** DATA TO USE **
_ _ _ _ _ _ _

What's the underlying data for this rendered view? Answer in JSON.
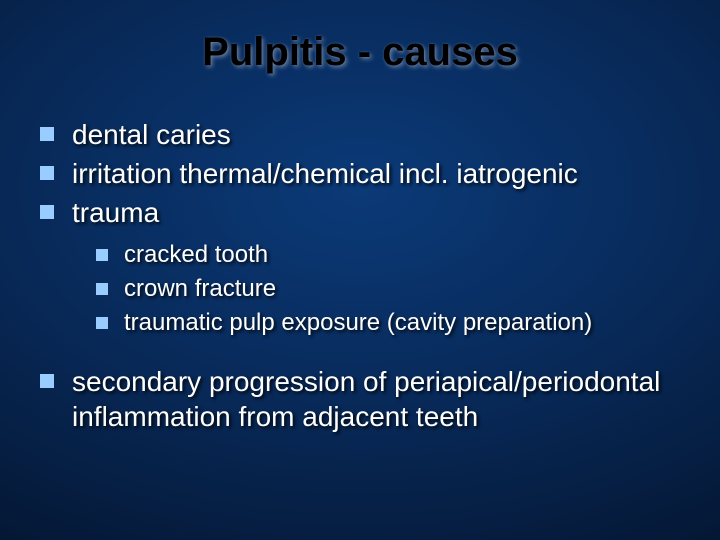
{
  "slide": {
    "title": "Pulpitis - causes",
    "title_color": "#000000",
    "title_shadow_color": "#ffffff",
    "title_fontsize": 40,
    "background_gradient": {
      "inner": "#0b3a78",
      "mid": "#082a5a",
      "outer": "#041530",
      "edge": "#020a1c"
    },
    "bullet_color": "#99ccff",
    "text_color": "#ffffff",
    "text_shadow_color": "#000000",
    "level1_fontsize": 28,
    "level2_fontsize": 24,
    "items": [
      {
        "text": "dental caries"
      },
      {
        "text": "irritation thermal/chemical incl. iatrogenic"
      },
      {
        "text": "trauma"
      }
    ],
    "subitems": [
      {
        "text": "cracked tooth"
      },
      {
        "text": "crown fracture"
      },
      {
        "text": "traumatic pulp exposure (cavity preparation)"
      }
    ],
    "items_after": [
      {
        "text": "secondary progression of periapical/periodontal inflammation from adjacent teeth"
      }
    ]
  }
}
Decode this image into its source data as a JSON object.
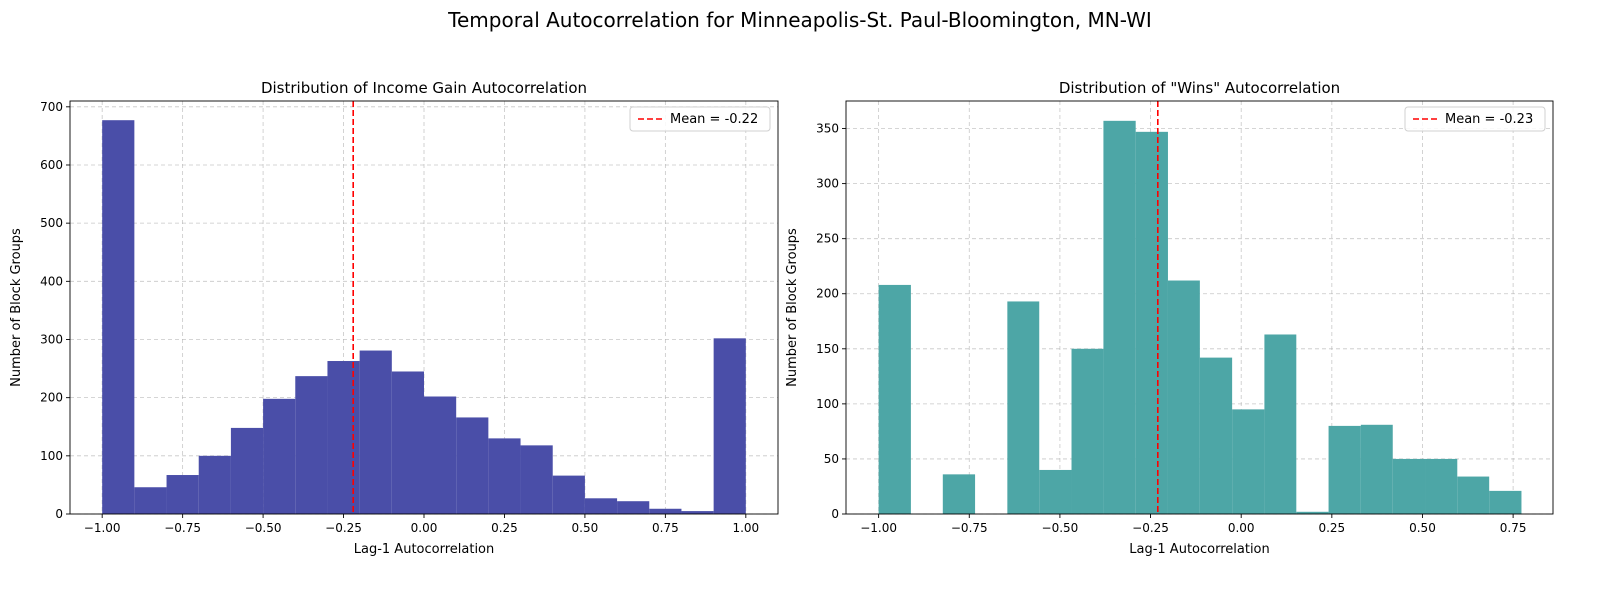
{
  "suptitle": "Temporal Autocorrelation for Minneapolis-St. Paul-Bloomington, MN-WI",
  "chart_data": [
    {
      "type": "bar",
      "title": "Distribution of Income Gain Autocorrelation",
      "xlabel": "Lag-1 Autocorrelation",
      "ylabel": "Number of Block Groups",
      "xlim": [
        -1.1,
        1.1
      ],
      "ylim": [
        0,
        710
      ],
      "xticks": [
        -1.0,
        -0.75,
        -0.5,
        -0.25,
        0.0,
        0.25,
        0.5,
        0.75,
        1.0
      ],
      "xtick_labels": [
        "−1.00",
        "−0.75",
        "−0.50",
        "−0.25",
        "0.00",
        "0.25",
        "0.50",
        "0.75",
        "1.00"
      ],
      "yticks": [
        0,
        100,
        200,
        300,
        400,
        500,
        600,
        700
      ],
      "ytick_labels": [
        "0",
        "100",
        "200",
        "300",
        "400",
        "500",
        "600",
        "700"
      ],
      "grid": true,
      "bar_color": "#4a4ea8",
      "bin_edges": [
        -1.0,
        -0.9,
        -0.8,
        -0.7,
        -0.6,
        -0.5,
        -0.4,
        -0.3,
        -0.2,
        -0.1,
        0.0,
        0.1,
        0.2,
        0.3,
        0.4,
        0.5,
        0.6,
        0.7,
        0.8,
        0.9,
        1.0
      ],
      "values": [
        677,
        46,
        67,
        100,
        148,
        198,
        237,
        263,
        281,
        245,
        202,
        166,
        130,
        118,
        66,
        27,
        22,
        9,
        5,
        302
      ],
      "mean_line": {
        "x": -0.22,
        "label": "Mean = -0.22",
        "color": "#ff0000"
      },
      "legend_position": "top-right"
    },
    {
      "type": "bar",
      "title": "Distribution of \"Wins\" Autocorrelation",
      "xlabel": "Lag-1 Autocorrelation",
      "ylabel": "Number of Block Groups",
      "xlim": [
        -1.09,
        0.86
      ],
      "ylim": [
        0,
        375
      ],
      "xticks": [
        -1.0,
        -0.75,
        -0.5,
        -0.25,
        0.0,
        0.25,
        0.5,
        0.75
      ],
      "xtick_labels": [
        "−1.00",
        "−0.75",
        "−0.50",
        "−0.25",
        "0.00",
        "0.25",
        "0.50",
        "0.75"
      ],
      "yticks": [
        0,
        50,
        100,
        150,
        200,
        250,
        300,
        350
      ],
      "ytick_labels": [
        "0",
        "50",
        "100",
        "150",
        "200",
        "250",
        "300",
        "350"
      ],
      "grid": true,
      "bar_color": "#4da6a6",
      "bin_edges": [
        -1.0,
        -0.911,
        -0.823,
        -0.734,
        -0.645,
        -0.557,
        -0.468,
        -0.38,
        -0.291,
        -0.202,
        -0.114,
        -0.025,
        0.064,
        0.152,
        0.241,
        0.33,
        0.418,
        0.507,
        0.596,
        0.684,
        0.773
      ],
      "values": [
        208,
        0,
        36,
        0,
        193,
        40,
        150,
        357,
        347,
        212,
        142,
        95,
        163,
        2,
        80,
        81,
        50,
        50,
        34,
        21
      ],
      "mean_line": {
        "x": -0.23,
        "label": "Mean = -0.23",
        "color": "#ff0000"
      },
      "legend_position": "top-right"
    }
  ]
}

_ _ _ _ _ _ _

** WHAT TO WORK ON **
Repeat all of the records verbatim, leaving out the pictures.

** SOLVED PROBLEM **
What's the underlying data for this rendered view? Answer in JSON.
{
  "slide": {
    "title": "Pulpitis - causes",
    "title_color": "#000000",
    "title_shadow_color": "#ffffff",
    "title_fontsize": 40,
    "background_gradient": {
      "inner": "#0b3a78",
      "mid": "#082a5a",
      "outer": "#041530",
      "edge": "#020a1c"
    },
    "bullet_color": "#99ccff",
    "text_color": "#ffffff",
    "text_shadow_color": "#000000",
    "level1_fontsize": 28,
    "level2_fontsize": 24,
    "items": [
      {
        "text": "dental caries"
      },
      {
        "text": "irritation thermal/chemical incl. iatrogenic"
      },
      {
        "text": "trauma"
      }
    ],
    "subitems": [
      {
        "text": "cracked tooth"
      },
      {
        "text": "crown fracture"
      },
      {
        "text": "traumatic pulp exposure (cavity preparation)"
      }
    ],
    "items_after": [
      {
        "text": "secondary progression of periapical/periodontal inflammation from adjacent teeth"
      }
    ]
  }
}
Decode this image into its source data as a JSON object.
{
  "suptitle": "Temporal Autocorrelation for Minneapolis-St. Paul-Bloomington, MN-WI",
  "chart_data": [
    {
      "type": "bar",
      "title": "Distribution of Income Gain Autocorrelation",
      "xlabel": "Lag-1 Autocorrelation",
      "ylabel": "Number of Block Groups",
      "xlim": [
        -1.1,
        1.1
      ],
      "ylim": [
        0,
        710
      ],
      "xticks": [
        -1.0,
        -0.75,
        -0.5,
        -0.25,
        0.0,
        0.25,
        0.5,
        0.75,
        1.0
      ],
      "xtick_labels": [
        "−1.00",
        "−0.75",
        "−0.50",
        "−0.25",
        "0.00",
        "0.25",
        "0.50",
        "0.75",
        "1.00"
      ],
      "yticks": [
        0,
        100,
        200,
        300,
        400,
        500,
        600,
        700
      ],
      "ytick_labels": [
        "0",
        "100",
        "200",
        "300",
        "400",
        "500",
        "600",
        "700"
      ],
      "grid": true,
      "bar_color": "#4a4ea8",
      "bin_edges": [
        -1.0,
        -0.9,
        -0.8,
        -0.7,
        -0.6,
        -0.5,
        -0.4,
        -0.3,
        -0.2,
        -0.1,
        0.0,
        0.1,
        0.2,
        0.3,
        0.4,
        0.5,
        0.6,
        0.7,
        0.8,
        0.9,
        1.0
      ],
      "values": [
        677,
        46,
        67,
        100,
        148,
        198,
        237,
        263,
        281,
        245,
        202,
        166,
        130,
        118,
        66,
        27,
        22,
        9,
        5,
        302
      ],
      "mean_line": {
        "x": -0.22,
        "label": "Mean = -0.22",
        "color": "#ff0000"
      },
      "legend_position": "top-right"
    },
    {
      "type": "bar",
      "title": "Distribution of \"Wins\" Autocorrelation",
      "xlabel": "Lag-1 Autocorrelation",
      "ylabel": "Number of Block Groups",
      "xlim": [
        -1.09,
        0.86
      ],
      "ylim": [
        0,
        375
      ],
      "xticks": [
        -1.0,
        -0.75,
        -0.5,
        -0.25,
        0.0,
        0.25,
        0.5,
        0.75
      ],
      "xtick_labels": [
        "−1.00",
        "−0.75",
        "−0.50",
        "−0.25",
        "0.00",
        "0.25",
        "0.50",
        "0.75"
      ],
      "yticks": [
        0,
        50,
        100,
        150,
        200,
        250,
        300,
        350
      ],
      "ytick_labels": [
        "0",
        "50",
        "100",
        "150",
        "200",
        "250",
        "300",
        "350"
      ],
      "grid": true,
      "bar_color": "#4da6a6",
      "bin_edges": [
        -1.0,
        -0.911,
        -0.823,
        -0.734,
        -0.645,
        -0.557,
        -0.468,
        -0.38,
        -0.291,
        -0.202,
        -0.114,
        -0.025,
        0.064,
        0.152,
        0.241,
        0.33,
        0.418,
        0.507,
        0.596,
        0.684,
        0.773
      ],
      "values": [
        208,
        0,
        36,
        0,
        193,
        40,
        150,
        357,
        347,
        212,
        142,
        95,
        163,
        2,
        80,
        81,
        50,
        50,
        34,
        21
      ],
      "mean_line": {
        "x": -0.23,
        "label": "Mean = -0.23",
        "color": "#ff0000"
      },
      "legend_position": "top-right"
    }
  ]
}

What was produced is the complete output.